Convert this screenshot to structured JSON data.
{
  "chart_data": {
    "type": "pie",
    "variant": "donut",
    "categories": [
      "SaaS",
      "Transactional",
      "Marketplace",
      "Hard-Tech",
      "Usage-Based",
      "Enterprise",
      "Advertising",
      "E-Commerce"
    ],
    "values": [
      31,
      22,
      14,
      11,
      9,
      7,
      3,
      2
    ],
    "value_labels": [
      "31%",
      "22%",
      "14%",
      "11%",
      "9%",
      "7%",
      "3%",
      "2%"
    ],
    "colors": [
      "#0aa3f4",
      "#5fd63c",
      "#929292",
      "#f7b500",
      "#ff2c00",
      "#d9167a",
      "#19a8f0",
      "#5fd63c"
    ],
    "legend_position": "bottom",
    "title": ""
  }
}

☆ ☆ ☆ ☆

Produce an exact copy of the whole listing.

Convert this screenshot to structured JSON data.
{
  "chart_data": {
    "type": "pie",
    "variant": "donut",
    "categories": [
      "SaaS",
      "Transactional",
      "Marketplace",
      "Hard-Tech",
      "Usage-Based",
      "Enterprise",
      "Advertising",
      "E-Commerce"
    ],
    "values": [
      31,
      22,
      14,
      11,
      9,
      7,
      3,
      2
    ],
    "value_labels": [
      "31%",
      "22%",
      "14%",
      "11%",
      "9%",
      "7%",
      "3%",
      "2%"
    ],
    "colors": [
      "#0aa3f4",
      "#5fd63c",
      "#929292",
      "#f7b500",
      "#ff2c00",
      "#d9167a",
      "#19a8f0",
      "#5fd63c"
    ],
    "legend_position": "bottom",
    "title": ""
  }
}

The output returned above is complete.